There were 3,172 households, out of which 35.8% had children under the age of 18 living with them, 62.9% were married couples living together, 7.2% had a female householder with no husband present, and 27.7% were non-families. 24.5% of all households were made up of individuals, and 5.8% had someone living alone who was 65 years of age or older. The average household size was 2.52 and the average family size was 3.03.

In the CDP the population was spread out, with 26.9% under the age of 18, 6.1% from 18 to 24, 31.5% from 25 to 44, 26.0% from 45 to 64, and 9.5% who were 65 years of age or older. The median age was 38 years. For every 100 females there were 96.8 males. For every 100 females aged 18 and over, there were 92.6 males.

The median income for a household in the CDP was $55,089, and the median income for a family was $67,055. Males had a median income of $46,057 versus $30,720 for females. The per capita income for the CDP was $25,735. About 2.9% of families and 3.1% of the population were below the poverty line, including 1.3% of those under age 18 and 3.7% of those age 65 or over.

= = = = = = =

Task to carry out
Continue the census demographics passage, picking up after its final sentence about the poverty line.

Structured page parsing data
= = = = = = =

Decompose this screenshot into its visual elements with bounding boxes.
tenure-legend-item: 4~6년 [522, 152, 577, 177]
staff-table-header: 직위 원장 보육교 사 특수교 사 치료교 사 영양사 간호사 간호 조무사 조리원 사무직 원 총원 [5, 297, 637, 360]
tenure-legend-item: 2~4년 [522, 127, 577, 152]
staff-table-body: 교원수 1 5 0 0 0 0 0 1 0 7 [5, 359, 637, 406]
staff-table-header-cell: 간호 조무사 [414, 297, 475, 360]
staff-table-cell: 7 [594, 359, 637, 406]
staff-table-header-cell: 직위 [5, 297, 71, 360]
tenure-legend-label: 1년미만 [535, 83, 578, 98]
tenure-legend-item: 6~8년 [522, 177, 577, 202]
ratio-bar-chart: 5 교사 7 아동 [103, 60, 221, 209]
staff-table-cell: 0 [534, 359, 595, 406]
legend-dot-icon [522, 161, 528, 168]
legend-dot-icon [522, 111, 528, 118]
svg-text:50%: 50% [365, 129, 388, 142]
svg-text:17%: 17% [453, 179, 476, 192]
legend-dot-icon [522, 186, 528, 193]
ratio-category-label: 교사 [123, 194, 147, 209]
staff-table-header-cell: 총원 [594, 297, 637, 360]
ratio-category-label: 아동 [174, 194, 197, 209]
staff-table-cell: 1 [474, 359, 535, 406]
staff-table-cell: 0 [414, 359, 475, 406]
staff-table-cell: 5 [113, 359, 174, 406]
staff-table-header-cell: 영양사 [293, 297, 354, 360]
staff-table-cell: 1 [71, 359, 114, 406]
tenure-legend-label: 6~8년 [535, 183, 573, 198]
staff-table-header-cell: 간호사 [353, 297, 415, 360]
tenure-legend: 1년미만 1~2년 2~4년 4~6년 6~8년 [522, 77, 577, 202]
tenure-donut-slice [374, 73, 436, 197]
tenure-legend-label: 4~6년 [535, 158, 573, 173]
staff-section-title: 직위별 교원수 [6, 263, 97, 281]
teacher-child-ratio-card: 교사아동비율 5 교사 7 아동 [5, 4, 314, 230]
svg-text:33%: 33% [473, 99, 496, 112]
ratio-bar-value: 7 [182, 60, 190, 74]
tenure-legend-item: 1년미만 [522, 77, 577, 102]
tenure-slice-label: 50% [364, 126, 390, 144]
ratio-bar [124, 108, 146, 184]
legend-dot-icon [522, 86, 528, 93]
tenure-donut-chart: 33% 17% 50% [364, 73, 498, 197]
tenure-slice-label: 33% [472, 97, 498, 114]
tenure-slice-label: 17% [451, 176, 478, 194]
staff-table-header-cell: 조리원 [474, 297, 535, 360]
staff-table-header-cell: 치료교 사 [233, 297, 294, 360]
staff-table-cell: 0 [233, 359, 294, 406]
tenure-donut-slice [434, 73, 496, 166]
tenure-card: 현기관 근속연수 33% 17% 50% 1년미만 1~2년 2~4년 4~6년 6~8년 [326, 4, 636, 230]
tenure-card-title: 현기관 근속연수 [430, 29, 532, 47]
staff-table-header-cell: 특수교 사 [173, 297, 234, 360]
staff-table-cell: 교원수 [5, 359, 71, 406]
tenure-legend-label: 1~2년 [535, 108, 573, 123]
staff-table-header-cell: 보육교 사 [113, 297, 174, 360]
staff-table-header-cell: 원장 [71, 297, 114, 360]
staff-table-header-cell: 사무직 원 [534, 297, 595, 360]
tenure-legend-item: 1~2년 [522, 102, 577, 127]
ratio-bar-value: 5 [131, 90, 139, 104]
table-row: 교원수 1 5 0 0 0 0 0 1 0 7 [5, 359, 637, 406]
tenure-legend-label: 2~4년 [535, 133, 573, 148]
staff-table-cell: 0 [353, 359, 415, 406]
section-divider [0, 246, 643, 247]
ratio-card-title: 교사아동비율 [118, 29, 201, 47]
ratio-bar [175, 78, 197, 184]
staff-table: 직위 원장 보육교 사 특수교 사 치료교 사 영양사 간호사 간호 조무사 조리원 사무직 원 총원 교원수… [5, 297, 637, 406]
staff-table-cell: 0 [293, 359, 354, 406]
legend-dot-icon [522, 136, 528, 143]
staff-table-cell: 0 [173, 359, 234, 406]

= = = = = = =

Exercise response
==Government==
The United States Postal Service operates the Forest Post Office within the CDP.

Law enforcement is provided by the Bedford County Sheriff's Office. Fire protection is provided by the Forest Volunteer Fire Company, which operates a fire station within the CDP. Emergency medical services are provided by the Campbell County Volunteer Rescue Squad and Bedford County Department of Fire and Rescue, which operates from a station within the CDP.

==Education==
The CDP is served by Bedford County Public Schools. Public school students residing in Forest are zoned to attend one of four nearby elementary schools, Forest Middle School, and Jefferson Forest High School. A private school, Timberlake Christian School, is also located in neighboring Timberlake.

The closest higher education institutions to the CDP are located in Bedford and Lynchburg.

==Infrastructure==
The Bedford Regional Water Authority maintains public water and wastewater systems in the CDP.

The County partnered with ZiTel and Shentel on large expansion projects, and Verizon completed a smaller project in 2023. By late 2026, all projects will be complete with around 15,000 previously unserved or underserved addresses now having access to high-speed internet. The initiative also spurred increased competition, prompting private broadband expansions from companies like Lumos and Comcast.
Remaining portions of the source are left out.